→ DIRECTIVE
Read the records below and copy each line that contains "Terrasse".

(Stored data)
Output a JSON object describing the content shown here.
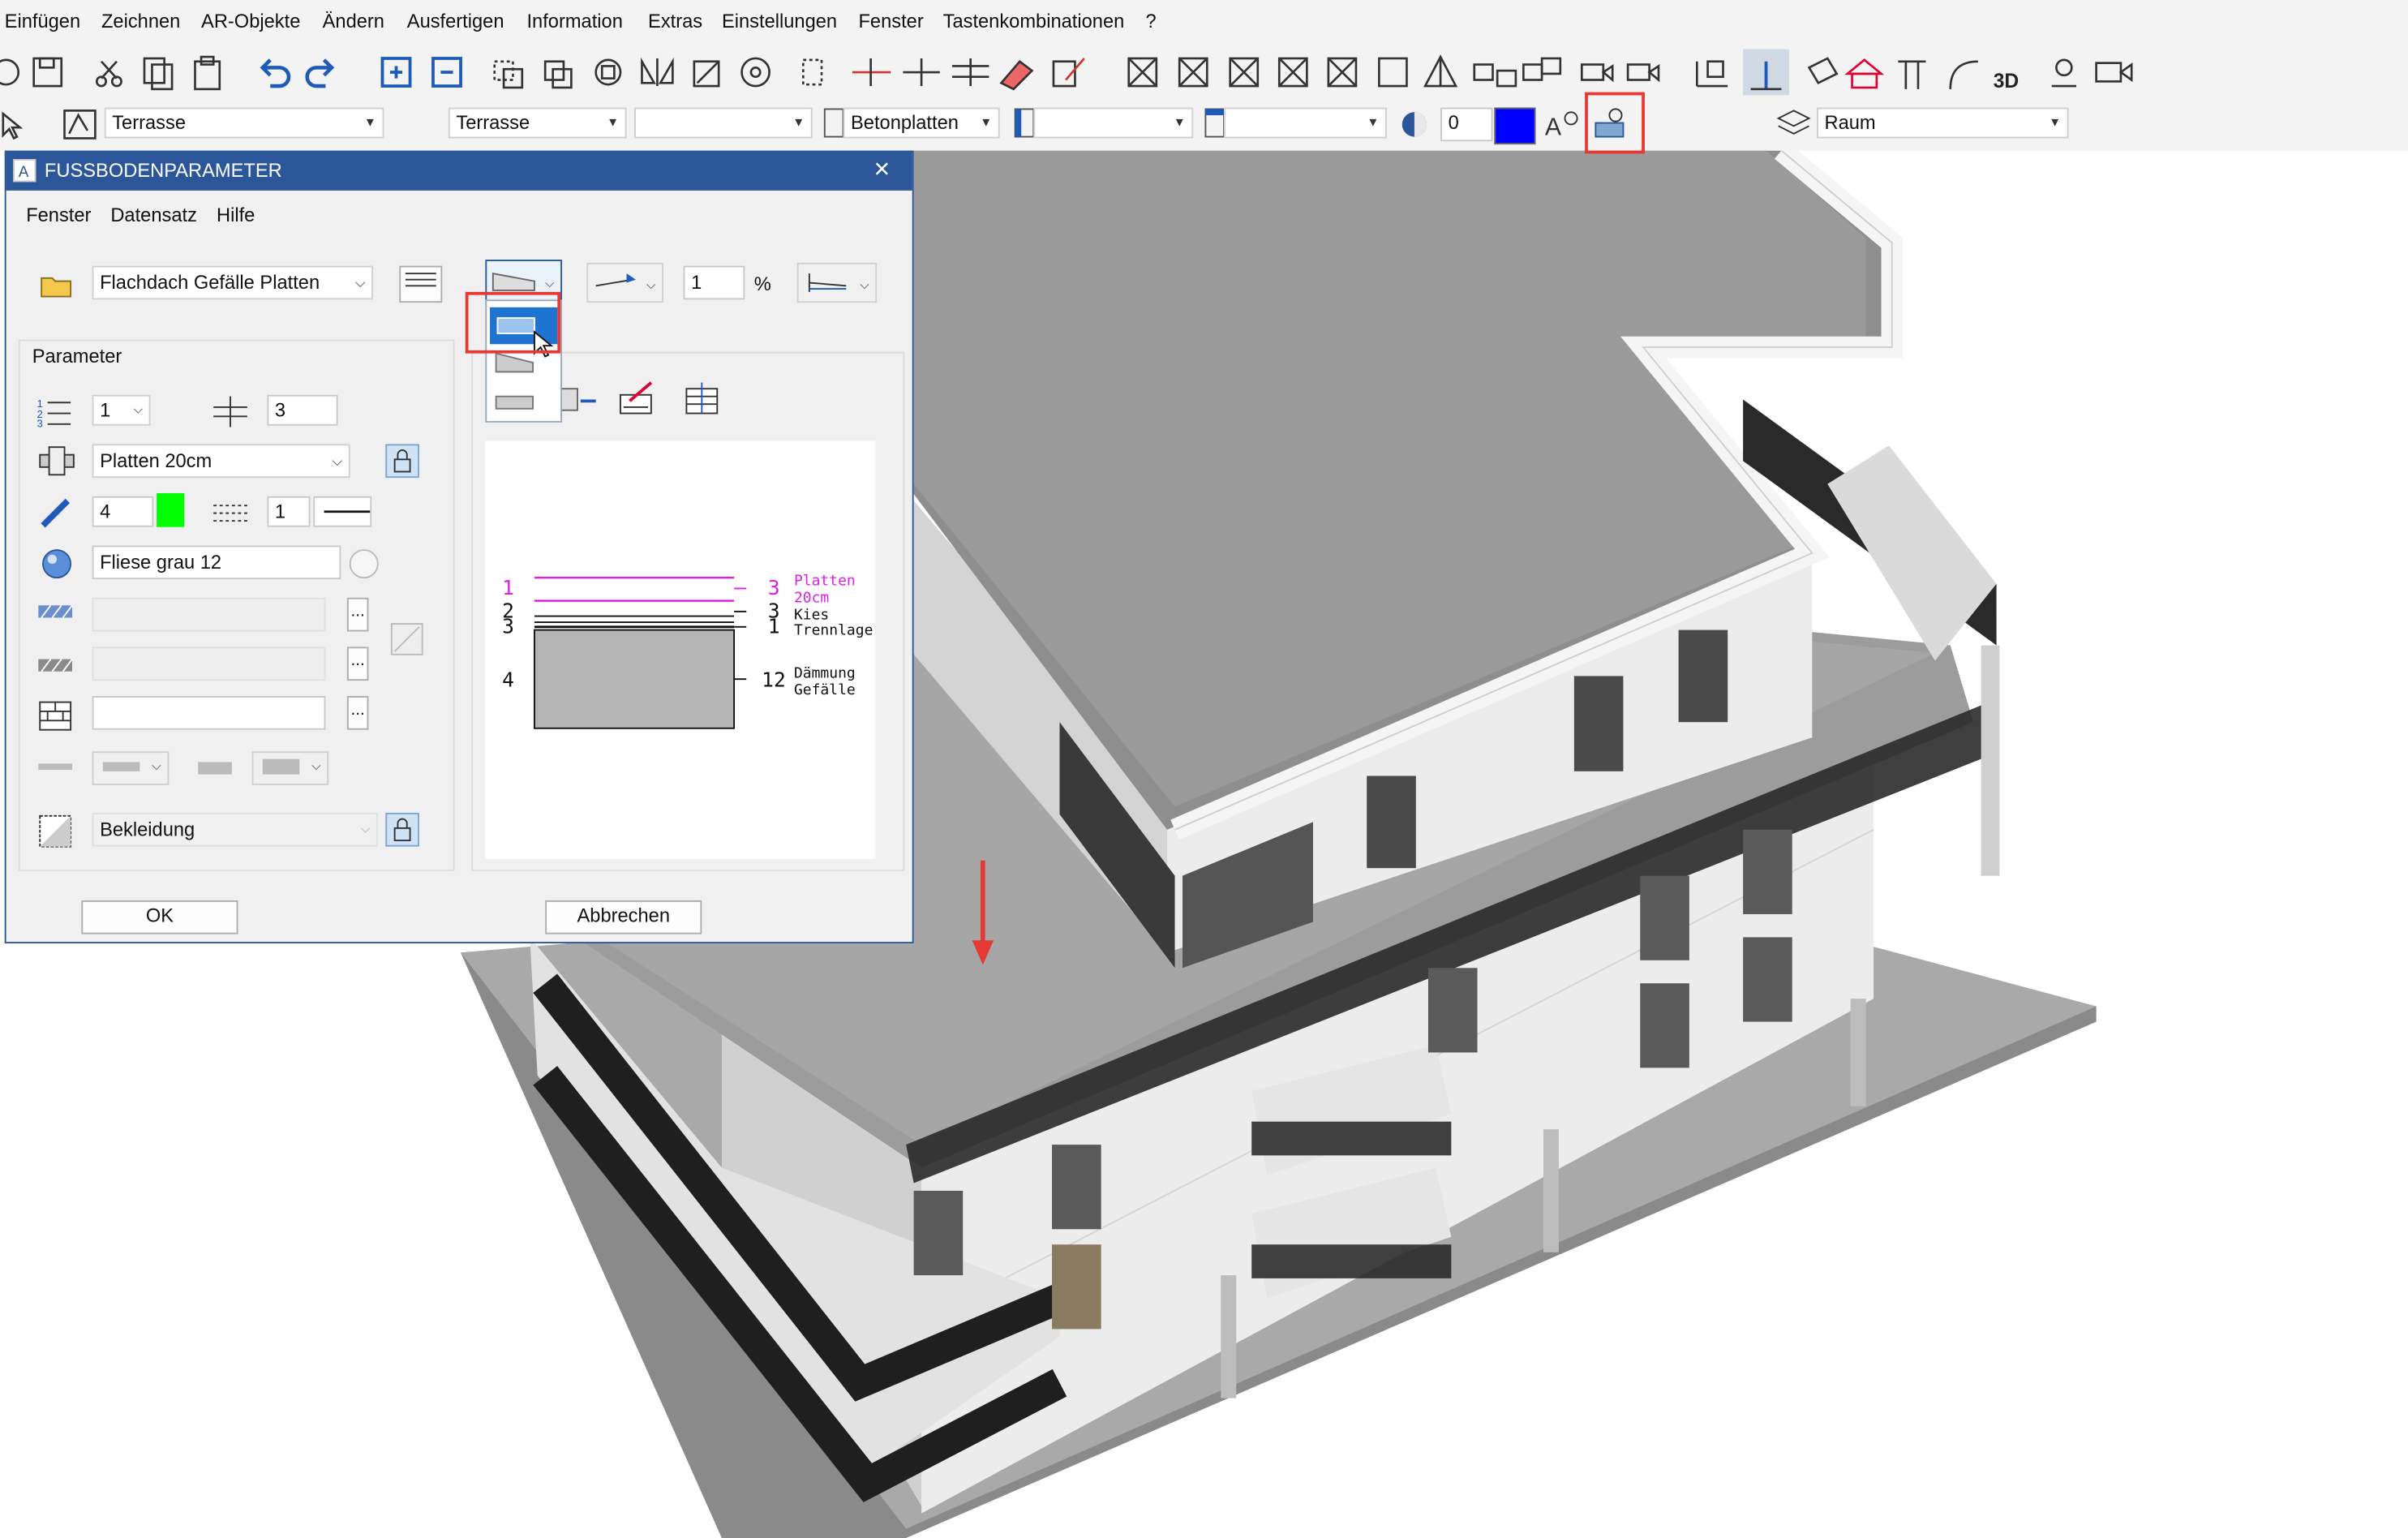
{
  "menubar": {
    "items": [
      "Einfügen",
      "Zeichnen",
      "AR-Objekte",
      "Ändern",
      "Ausfertigen",
      "Information",
      "Extras",
      "Einstellungen",
      "Fenster",
      "Tastenkombinationen",
      "?"
    ]
  },
  "toolbar2": {
    "layer_combo": "Terrasse",
    "style_combo": "Terrasse",
    "empty_combo": "",
    "material_combo": "Betonplatten",
    "pen_value": "0",
    "pen_color": "#0000ff",
    "room_combo": "Raum"
  },
  "dialog": {
    "title": "FUSSBODENPARAMETER",
    "close_glyph": "×",
    "menus": [
      "Fenster",
      "Datensatz",
      "Hilfe"
    ],
    "favorite": "Flachdach Gefälle Platten",
    "slope_value": "1",
    "slope_unit": "%",
    "param_heading": "Parameter",
    "layer_index": "1",
    "layer_count": "3",
    "material": "Platten 20cm",
    "pen": "4",
    "pen_color": "#00ff00",
    "line": "1",
    "surface": "Fliese grau 12",
    "hatch1": "",
    "hatch2": "",
    "pattern": "",
    "ellipsis": "...",
    "finish": "Bekleidung",
    "ok_label": "OK",
    "cancel_label": "Abbrechen",
    "preview": {
      "left_numbers": [
        "1",
        "2",
        "3",
        "4"
      ],
      "right_numbers": [
        "3",
        "3",
        "1",
        "12"
      ],
      "layer_labels": [
        "Platten",
        "20cm",
        "Kies",
        "Trennlage",
        "Dämmung",
        "Gefälle"
      ]
    }
  },
  "colors": {
    "accent": "#2b579a",
    "highlight": "#e53935",
    "preview_magenta": "#e020e0"
  }
}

→ TASK SOLUTION
    "layer_combo": "Terrasse",
    "style_combo": "Terrasse",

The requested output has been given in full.